▶ [Written request]
Restate each line word for word. Leave out every picture.
* Start Data entries *
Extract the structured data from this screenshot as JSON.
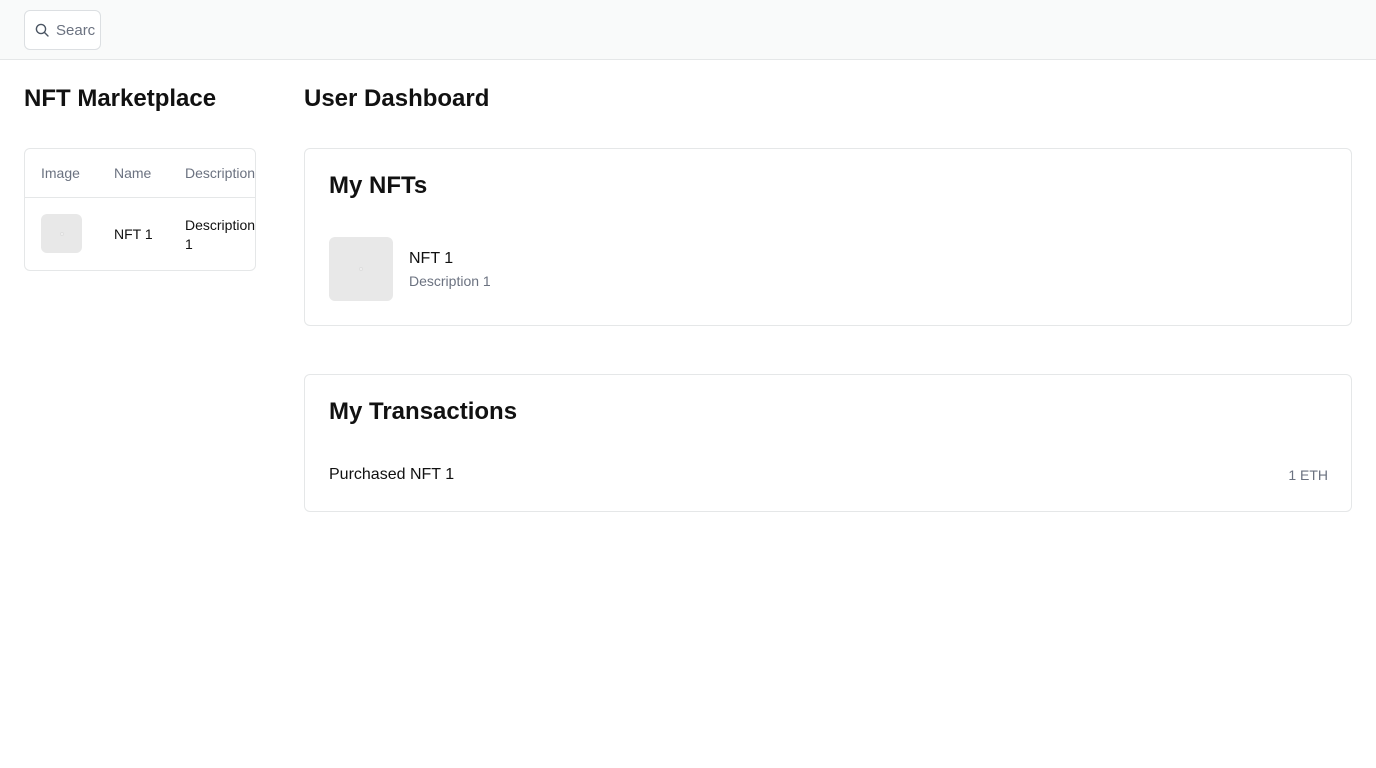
{
  "search": {
    "placeholder": "Search"
  },
  "marketplace": {
    "title": "NFT Marketplace",
    "columns": [
      "Image",
      "Name",
      "Description"
    ],
    "rows": [
      {
        "name": "NFT 1",
        "description": "Description 1"
      }
    ]
  },
  "dashboard": {
    "title": "User Dashboard",
    "my_nfts": {
      "title": "My NFTs",
      "items": [
        {
          "name": "NFT 1",
          "description": "Description 1"
        }
      ]
    },
    "my_transactions": {
      "title": "My Transactions",
      "items": [
        {
          "label": "Purchased NFT 1",
          "amount": "1 ETH"
        }
      ]
    }
  }
}
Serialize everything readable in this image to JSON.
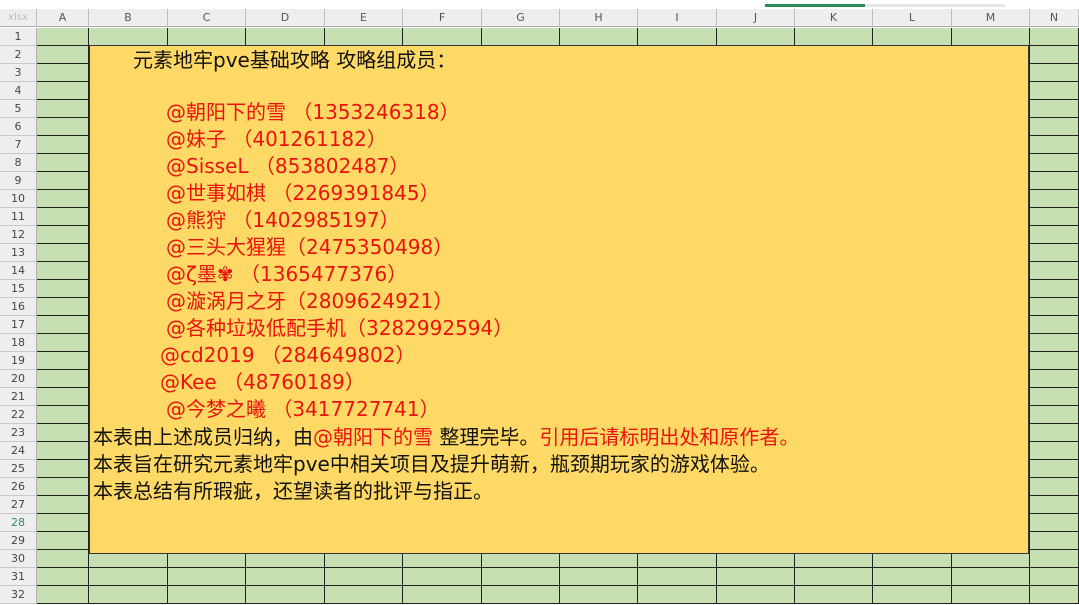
* End Data entries *
▶ [Output for this task]
Extract the structured data from this screenshot as JSON.
{
  "search": {
    "placeholder": "Search"
  },
  "marketplace": {
    "title": "NFT Marketplace",
    "columns": [
      "Image",
      "Name",
      "Description"
    ],
    "rows": [
      {
        "name": "NFT 1",
        "description": "Description 1"
      }
    ]
  },
  "dashboard": {
    "title": "User Dashboard",
    "my_nfts": {
      "title": "My NFTs",
      "items": [
        {
          "name": "NFT 1",
          "description": "Description 1"
        }
      ]
    },
    "my_transactions": {
      "title": "My Transactions",
      "items": [
        {
          "label": "Purchased NFT 1",
          "amount": "1 ETH"
        }
      ]
    }
  }
}
Serialize everything readable in this image to JSON.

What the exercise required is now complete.